== DATA FOR THIS TASK ==

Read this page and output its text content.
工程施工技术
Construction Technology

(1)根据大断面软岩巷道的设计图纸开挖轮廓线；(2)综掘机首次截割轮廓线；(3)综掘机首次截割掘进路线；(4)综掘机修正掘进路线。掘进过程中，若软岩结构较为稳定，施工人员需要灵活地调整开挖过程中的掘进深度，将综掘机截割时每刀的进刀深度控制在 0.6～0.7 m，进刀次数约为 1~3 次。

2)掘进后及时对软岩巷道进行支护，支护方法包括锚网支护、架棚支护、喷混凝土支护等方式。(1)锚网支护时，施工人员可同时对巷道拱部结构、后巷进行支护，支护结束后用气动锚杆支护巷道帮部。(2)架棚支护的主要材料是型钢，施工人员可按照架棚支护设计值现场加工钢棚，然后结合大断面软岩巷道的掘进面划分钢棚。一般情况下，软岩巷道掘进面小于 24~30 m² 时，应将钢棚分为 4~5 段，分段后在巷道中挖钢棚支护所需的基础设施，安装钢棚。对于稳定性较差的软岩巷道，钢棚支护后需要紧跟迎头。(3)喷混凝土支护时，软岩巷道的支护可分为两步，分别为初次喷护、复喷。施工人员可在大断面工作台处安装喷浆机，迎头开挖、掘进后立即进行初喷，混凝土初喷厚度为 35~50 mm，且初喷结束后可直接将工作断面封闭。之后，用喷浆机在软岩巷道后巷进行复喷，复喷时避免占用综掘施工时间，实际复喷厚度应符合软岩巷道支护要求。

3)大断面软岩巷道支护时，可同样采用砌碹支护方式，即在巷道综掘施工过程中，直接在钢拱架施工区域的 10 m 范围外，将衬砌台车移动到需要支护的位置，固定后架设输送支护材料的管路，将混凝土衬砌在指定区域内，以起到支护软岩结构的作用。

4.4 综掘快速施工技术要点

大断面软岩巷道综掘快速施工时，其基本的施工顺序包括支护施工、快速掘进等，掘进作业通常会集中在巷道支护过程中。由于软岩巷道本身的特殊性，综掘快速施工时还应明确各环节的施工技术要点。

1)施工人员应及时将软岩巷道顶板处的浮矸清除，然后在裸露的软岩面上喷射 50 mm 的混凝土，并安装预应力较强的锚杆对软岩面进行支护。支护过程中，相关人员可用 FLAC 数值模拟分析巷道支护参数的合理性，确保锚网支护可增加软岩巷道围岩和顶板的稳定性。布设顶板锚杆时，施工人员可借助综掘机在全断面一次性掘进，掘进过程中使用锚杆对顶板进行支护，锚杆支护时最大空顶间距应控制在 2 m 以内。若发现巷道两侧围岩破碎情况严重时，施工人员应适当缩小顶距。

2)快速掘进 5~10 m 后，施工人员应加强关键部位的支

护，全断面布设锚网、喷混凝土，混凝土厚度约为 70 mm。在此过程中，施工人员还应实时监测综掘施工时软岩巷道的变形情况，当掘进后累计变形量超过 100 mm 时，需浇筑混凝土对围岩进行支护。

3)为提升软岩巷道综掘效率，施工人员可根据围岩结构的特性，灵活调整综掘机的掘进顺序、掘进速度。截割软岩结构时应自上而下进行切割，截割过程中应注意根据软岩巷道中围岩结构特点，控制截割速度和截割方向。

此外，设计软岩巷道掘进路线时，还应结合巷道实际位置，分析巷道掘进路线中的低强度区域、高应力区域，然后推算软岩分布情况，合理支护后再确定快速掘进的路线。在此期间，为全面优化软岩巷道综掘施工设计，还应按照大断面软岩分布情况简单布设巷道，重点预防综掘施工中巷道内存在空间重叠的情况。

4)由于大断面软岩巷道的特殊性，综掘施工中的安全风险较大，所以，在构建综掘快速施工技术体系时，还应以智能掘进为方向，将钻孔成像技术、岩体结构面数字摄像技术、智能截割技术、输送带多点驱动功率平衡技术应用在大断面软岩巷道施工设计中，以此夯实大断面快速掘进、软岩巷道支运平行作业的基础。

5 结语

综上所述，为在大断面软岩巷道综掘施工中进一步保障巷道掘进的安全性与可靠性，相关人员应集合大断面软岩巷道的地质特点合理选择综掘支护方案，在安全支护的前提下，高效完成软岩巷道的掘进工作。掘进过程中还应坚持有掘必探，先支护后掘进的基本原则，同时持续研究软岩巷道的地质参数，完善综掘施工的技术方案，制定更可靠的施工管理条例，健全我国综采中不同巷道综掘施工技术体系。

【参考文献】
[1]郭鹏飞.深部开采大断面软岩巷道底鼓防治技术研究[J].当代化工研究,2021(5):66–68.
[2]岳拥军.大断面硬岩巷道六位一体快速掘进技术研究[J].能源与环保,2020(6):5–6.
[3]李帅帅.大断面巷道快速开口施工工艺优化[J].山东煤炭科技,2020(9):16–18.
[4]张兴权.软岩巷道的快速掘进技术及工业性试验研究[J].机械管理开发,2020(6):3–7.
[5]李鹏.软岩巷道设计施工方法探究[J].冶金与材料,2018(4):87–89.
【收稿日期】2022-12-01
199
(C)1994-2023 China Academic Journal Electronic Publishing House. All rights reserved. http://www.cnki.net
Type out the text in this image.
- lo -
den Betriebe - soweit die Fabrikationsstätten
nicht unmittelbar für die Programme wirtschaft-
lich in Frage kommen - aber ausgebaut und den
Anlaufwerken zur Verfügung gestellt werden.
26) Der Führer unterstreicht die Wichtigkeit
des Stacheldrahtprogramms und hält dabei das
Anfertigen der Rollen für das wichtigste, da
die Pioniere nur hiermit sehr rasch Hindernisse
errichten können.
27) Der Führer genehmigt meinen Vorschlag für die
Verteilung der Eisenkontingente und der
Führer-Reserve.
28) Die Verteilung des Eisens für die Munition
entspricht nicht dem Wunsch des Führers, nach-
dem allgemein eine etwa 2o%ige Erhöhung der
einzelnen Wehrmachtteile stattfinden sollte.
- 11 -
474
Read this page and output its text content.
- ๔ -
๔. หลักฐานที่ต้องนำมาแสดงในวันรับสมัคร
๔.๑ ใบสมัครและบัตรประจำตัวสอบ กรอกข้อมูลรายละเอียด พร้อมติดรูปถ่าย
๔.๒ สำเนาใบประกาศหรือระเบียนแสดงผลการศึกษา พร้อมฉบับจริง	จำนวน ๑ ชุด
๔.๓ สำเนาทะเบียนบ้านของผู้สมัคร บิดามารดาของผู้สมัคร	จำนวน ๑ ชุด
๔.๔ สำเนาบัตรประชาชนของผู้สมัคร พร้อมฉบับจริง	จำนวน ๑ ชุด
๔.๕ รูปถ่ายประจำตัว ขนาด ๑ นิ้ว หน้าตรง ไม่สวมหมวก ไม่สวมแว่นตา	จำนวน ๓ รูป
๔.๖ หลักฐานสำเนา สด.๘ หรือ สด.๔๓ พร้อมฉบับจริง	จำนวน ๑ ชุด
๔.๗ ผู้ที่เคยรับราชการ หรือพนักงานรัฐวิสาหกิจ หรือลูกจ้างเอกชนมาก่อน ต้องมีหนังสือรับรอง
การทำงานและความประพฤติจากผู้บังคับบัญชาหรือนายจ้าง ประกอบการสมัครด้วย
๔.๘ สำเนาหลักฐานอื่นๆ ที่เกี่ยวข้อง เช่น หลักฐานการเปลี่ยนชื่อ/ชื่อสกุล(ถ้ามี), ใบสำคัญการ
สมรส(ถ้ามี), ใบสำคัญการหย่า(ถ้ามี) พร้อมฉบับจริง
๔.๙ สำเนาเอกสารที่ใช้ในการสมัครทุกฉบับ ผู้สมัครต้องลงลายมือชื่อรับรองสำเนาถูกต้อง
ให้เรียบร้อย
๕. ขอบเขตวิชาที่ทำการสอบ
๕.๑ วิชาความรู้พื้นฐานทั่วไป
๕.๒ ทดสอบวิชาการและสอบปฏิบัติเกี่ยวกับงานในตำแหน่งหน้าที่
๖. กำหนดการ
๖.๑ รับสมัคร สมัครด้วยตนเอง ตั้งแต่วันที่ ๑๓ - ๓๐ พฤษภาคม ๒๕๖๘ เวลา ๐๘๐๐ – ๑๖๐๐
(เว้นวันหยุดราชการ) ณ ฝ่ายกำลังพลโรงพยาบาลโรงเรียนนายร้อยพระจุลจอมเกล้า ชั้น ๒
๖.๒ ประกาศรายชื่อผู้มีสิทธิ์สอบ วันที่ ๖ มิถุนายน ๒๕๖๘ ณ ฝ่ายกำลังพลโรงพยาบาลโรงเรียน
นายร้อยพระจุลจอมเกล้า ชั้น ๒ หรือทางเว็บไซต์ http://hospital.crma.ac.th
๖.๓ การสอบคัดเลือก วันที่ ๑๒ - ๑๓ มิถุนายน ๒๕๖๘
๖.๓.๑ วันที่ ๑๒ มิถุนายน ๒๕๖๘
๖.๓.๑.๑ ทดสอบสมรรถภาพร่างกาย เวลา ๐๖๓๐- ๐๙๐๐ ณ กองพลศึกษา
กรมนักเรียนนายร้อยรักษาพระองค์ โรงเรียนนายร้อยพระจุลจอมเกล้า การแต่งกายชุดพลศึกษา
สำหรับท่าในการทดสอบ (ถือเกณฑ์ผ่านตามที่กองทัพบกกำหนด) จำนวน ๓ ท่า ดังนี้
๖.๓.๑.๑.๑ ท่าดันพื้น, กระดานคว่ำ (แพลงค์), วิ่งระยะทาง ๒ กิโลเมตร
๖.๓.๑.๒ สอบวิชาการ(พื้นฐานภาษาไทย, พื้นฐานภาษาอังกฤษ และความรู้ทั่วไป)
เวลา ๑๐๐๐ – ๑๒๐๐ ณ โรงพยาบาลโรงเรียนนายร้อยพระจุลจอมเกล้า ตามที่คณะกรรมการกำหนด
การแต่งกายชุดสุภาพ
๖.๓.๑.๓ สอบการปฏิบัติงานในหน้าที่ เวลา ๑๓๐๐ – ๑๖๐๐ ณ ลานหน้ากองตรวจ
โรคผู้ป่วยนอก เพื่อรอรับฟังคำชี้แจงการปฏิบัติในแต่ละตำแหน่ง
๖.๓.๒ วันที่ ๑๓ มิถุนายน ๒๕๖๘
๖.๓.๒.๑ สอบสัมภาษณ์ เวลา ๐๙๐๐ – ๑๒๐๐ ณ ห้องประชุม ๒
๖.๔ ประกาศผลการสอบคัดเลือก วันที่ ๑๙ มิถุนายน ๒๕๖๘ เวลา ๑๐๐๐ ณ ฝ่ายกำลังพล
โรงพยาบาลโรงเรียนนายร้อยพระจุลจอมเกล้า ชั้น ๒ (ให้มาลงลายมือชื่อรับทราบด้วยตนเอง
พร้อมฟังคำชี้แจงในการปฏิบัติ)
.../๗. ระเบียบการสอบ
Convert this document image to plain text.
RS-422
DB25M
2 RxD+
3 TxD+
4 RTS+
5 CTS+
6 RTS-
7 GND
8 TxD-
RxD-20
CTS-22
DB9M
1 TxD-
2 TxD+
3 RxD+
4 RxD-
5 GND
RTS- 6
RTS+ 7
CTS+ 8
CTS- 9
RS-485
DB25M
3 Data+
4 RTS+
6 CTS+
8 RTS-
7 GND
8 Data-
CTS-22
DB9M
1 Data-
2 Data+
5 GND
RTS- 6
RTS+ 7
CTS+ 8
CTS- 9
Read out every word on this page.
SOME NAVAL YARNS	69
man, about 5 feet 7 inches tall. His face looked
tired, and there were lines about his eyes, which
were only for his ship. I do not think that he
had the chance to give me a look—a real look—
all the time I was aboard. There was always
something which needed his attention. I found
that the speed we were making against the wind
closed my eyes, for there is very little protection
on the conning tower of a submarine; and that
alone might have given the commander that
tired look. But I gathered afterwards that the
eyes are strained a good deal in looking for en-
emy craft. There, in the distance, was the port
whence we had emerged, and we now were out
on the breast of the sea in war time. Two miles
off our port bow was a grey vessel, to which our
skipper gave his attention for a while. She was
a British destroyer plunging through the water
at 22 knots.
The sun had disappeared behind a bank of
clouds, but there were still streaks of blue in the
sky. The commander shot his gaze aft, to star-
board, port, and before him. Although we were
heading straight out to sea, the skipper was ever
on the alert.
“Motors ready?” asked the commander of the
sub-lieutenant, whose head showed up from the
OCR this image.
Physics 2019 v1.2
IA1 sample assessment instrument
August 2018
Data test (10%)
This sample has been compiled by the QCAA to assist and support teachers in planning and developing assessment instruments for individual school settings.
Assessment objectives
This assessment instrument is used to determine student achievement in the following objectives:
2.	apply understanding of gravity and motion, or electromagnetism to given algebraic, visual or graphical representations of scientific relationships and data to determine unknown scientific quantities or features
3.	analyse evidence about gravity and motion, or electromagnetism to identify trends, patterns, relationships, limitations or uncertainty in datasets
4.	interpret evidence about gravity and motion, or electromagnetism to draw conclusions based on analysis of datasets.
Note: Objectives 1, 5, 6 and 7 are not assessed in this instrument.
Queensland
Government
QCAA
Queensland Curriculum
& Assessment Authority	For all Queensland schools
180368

===

__TO DO__.
Tell how many lines hold the string "Verteilung", giving the number and nothing else.

__TASK ANSWER__.
2